Extracted records:
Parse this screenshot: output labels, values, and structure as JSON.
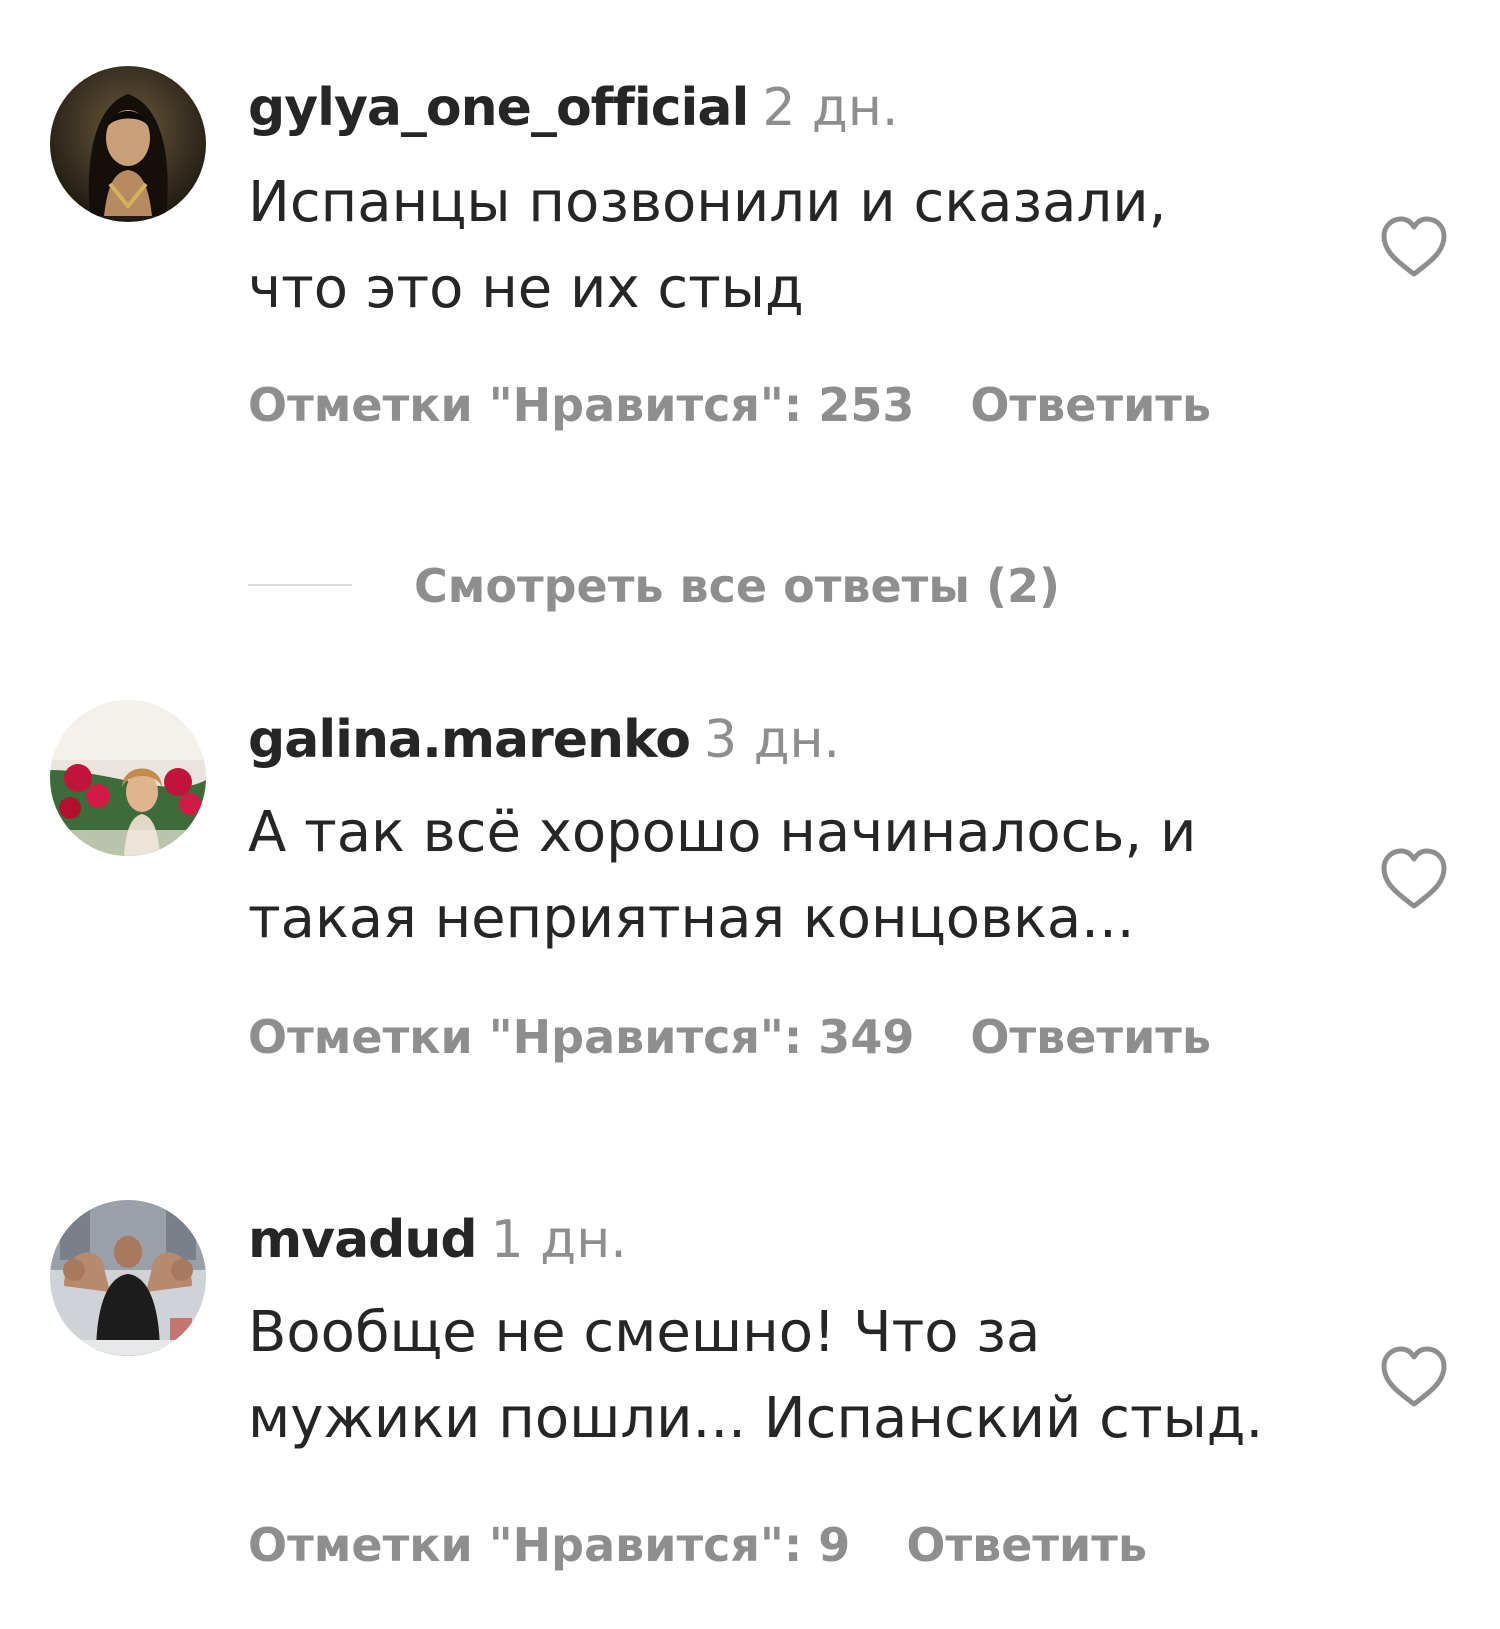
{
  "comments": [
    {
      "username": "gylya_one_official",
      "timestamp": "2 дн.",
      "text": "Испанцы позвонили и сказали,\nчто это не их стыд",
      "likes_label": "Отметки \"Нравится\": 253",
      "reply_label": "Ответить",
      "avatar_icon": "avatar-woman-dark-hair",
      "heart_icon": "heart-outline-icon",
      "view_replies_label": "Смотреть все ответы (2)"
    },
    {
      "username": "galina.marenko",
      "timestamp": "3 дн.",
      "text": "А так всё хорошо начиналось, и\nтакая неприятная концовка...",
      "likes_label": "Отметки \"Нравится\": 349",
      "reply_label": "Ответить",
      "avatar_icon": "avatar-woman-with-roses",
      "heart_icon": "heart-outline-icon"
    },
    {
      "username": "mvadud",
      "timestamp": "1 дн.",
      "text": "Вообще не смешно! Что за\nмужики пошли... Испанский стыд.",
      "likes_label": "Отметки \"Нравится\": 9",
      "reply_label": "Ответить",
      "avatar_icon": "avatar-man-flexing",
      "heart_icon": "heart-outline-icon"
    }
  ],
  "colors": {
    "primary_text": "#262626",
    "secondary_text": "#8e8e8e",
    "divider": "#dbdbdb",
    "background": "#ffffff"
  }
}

> **Task brief**
Pull every line containing "woman" out of the records.

> **Full solution**
      "avatar_icon": "avatar-woman-dark-hair",
      "avatar_icon": "avatar-woman-with-roses",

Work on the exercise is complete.